- _Provided material_

+--

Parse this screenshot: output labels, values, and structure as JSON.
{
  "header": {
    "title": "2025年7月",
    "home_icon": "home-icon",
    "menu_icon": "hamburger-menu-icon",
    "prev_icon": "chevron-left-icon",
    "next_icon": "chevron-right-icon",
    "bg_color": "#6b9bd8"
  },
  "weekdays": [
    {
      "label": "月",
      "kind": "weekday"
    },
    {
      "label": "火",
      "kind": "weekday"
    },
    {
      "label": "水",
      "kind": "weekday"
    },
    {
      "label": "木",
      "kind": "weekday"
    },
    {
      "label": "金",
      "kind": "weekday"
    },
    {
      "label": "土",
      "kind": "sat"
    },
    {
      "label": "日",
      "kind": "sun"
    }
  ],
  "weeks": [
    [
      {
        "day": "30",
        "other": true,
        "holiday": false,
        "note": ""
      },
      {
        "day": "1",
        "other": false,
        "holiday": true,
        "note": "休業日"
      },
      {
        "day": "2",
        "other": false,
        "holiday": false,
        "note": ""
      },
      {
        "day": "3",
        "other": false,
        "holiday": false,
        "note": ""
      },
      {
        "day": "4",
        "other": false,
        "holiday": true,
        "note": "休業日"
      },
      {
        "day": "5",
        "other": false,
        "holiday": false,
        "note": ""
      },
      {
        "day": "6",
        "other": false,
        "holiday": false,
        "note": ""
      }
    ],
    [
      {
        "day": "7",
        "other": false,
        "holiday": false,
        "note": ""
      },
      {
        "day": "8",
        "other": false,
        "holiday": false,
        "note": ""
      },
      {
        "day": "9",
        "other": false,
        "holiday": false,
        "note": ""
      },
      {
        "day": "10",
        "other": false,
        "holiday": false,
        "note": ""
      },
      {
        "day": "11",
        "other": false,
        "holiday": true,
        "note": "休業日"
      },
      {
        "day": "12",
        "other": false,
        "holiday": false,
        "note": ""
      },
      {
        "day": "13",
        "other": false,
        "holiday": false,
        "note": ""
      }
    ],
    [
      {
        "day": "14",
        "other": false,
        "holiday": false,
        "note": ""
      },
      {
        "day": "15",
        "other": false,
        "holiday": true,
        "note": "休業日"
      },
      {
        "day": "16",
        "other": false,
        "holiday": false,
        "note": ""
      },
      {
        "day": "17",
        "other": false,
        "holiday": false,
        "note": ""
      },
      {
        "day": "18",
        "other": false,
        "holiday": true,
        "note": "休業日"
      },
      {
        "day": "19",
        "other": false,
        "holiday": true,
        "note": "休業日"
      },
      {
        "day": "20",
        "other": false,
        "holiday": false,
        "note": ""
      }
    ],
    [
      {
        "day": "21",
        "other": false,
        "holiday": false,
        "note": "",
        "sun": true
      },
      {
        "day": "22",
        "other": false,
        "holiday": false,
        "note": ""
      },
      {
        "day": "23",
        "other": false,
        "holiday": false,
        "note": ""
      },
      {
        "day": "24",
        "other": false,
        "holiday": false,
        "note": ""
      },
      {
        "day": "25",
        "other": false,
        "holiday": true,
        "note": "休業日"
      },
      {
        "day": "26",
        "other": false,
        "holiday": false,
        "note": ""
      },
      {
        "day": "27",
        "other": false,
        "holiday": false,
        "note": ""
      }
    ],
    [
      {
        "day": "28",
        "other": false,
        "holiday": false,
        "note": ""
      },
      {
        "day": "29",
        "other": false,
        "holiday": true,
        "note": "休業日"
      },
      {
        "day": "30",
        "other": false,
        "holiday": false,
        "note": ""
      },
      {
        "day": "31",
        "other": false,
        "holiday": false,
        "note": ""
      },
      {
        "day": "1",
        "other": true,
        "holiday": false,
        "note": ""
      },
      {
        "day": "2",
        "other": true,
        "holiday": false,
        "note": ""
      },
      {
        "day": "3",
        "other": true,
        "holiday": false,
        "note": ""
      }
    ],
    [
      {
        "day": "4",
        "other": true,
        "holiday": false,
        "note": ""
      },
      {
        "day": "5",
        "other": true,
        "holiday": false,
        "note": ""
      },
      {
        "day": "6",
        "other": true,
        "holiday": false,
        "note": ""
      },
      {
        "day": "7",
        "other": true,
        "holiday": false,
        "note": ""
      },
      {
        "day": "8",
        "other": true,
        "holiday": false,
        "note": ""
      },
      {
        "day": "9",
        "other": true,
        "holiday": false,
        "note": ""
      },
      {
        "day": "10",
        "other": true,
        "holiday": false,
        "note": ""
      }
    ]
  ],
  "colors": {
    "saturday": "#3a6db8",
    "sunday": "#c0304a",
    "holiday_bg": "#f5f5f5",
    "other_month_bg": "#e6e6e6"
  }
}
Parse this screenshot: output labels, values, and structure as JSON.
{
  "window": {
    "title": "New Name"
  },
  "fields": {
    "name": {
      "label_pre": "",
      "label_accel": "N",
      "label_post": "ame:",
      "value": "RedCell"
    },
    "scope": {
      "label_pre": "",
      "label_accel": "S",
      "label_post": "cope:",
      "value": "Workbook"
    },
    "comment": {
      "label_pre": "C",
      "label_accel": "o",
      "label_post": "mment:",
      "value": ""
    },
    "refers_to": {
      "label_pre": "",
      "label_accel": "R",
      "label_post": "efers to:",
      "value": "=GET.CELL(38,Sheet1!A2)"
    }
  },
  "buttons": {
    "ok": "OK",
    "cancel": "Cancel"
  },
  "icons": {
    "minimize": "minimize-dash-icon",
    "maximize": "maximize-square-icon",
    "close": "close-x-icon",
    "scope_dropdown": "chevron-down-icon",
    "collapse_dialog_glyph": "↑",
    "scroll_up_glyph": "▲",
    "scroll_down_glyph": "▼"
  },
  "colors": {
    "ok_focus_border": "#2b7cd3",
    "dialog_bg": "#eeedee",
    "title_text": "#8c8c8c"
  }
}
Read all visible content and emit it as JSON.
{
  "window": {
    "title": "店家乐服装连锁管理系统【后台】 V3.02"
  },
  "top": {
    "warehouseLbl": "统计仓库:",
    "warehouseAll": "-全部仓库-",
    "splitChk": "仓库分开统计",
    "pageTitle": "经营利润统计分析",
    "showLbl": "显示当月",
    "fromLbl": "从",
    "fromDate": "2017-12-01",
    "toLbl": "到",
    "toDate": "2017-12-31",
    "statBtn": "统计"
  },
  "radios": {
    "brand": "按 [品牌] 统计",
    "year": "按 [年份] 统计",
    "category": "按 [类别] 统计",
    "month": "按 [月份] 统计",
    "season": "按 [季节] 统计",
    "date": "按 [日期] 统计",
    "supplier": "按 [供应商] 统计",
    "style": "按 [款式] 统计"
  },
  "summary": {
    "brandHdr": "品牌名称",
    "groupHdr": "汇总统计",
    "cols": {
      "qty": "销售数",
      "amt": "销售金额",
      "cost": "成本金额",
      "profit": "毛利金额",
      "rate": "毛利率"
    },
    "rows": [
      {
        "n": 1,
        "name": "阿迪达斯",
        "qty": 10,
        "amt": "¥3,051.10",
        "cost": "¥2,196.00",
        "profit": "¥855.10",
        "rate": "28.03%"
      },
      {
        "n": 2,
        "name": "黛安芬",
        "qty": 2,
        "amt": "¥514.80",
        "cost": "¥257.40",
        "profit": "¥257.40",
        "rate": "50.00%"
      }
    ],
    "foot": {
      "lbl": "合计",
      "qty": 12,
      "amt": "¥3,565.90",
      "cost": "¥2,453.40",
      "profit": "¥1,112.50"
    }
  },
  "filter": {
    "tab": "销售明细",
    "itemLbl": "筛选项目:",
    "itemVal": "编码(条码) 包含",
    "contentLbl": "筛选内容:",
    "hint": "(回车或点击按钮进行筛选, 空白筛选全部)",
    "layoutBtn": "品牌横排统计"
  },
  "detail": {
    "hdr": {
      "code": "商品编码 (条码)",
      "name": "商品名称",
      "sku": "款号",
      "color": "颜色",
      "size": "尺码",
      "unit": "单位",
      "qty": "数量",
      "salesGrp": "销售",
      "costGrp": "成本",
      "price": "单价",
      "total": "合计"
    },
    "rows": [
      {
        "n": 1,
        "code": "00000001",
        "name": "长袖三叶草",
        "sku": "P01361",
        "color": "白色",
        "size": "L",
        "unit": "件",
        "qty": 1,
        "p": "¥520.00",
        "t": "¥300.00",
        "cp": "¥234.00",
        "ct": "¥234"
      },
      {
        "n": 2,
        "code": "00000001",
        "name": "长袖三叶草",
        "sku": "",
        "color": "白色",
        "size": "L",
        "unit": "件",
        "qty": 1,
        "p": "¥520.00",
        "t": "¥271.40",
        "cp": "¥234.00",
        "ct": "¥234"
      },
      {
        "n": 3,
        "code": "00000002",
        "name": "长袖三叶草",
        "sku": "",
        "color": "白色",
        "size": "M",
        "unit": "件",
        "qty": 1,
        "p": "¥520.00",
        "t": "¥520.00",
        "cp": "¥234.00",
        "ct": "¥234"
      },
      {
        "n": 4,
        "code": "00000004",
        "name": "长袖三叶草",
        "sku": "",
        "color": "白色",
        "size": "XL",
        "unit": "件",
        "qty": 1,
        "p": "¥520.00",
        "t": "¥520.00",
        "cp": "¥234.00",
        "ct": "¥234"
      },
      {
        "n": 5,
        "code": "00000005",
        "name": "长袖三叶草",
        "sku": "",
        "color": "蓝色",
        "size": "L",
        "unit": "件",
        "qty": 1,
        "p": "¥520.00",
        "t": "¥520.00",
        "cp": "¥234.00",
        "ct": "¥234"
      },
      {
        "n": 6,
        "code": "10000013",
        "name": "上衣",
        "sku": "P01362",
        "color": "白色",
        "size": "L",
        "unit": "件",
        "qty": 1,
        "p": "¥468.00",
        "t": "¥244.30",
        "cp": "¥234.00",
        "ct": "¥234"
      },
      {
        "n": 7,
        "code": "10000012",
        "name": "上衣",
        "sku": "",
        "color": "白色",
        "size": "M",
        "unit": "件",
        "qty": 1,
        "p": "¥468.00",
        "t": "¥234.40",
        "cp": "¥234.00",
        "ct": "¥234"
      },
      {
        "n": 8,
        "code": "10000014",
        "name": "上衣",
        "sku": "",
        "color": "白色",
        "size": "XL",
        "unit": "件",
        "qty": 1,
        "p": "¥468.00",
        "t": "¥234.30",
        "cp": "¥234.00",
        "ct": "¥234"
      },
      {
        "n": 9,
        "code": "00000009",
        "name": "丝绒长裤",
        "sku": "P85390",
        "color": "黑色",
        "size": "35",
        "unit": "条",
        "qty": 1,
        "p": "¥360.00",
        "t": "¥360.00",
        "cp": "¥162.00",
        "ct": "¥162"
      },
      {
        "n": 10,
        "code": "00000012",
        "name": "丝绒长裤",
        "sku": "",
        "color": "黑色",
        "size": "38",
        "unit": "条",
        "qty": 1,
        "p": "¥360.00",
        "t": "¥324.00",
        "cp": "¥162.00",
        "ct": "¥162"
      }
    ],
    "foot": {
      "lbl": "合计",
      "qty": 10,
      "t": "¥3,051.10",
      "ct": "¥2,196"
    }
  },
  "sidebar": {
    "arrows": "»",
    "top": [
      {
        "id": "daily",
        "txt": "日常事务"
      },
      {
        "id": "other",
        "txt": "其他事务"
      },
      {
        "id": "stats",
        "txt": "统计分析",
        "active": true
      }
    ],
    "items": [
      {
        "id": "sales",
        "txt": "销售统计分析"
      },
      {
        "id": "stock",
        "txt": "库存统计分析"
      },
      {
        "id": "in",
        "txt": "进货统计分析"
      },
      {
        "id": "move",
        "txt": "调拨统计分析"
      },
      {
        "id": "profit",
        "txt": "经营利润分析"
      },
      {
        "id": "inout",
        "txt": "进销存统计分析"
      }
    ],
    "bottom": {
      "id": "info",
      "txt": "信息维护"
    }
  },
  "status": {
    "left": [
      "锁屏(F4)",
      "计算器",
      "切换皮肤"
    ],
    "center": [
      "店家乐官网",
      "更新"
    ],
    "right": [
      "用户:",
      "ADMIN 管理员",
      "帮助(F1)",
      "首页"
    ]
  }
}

+--

List every line above that contains the word "code".

- _Problem solution_
      "code": "商品编码 (条码)",
        "code": "00000001",
        "code": "00000001",
        "code": "00000002",
        "code": "00000004",
        "code": "00000005",
        "code": "10000013",
        "code": "10000012",
        "code": "10000014",
        "code": "00000009",
        "code": "00000012",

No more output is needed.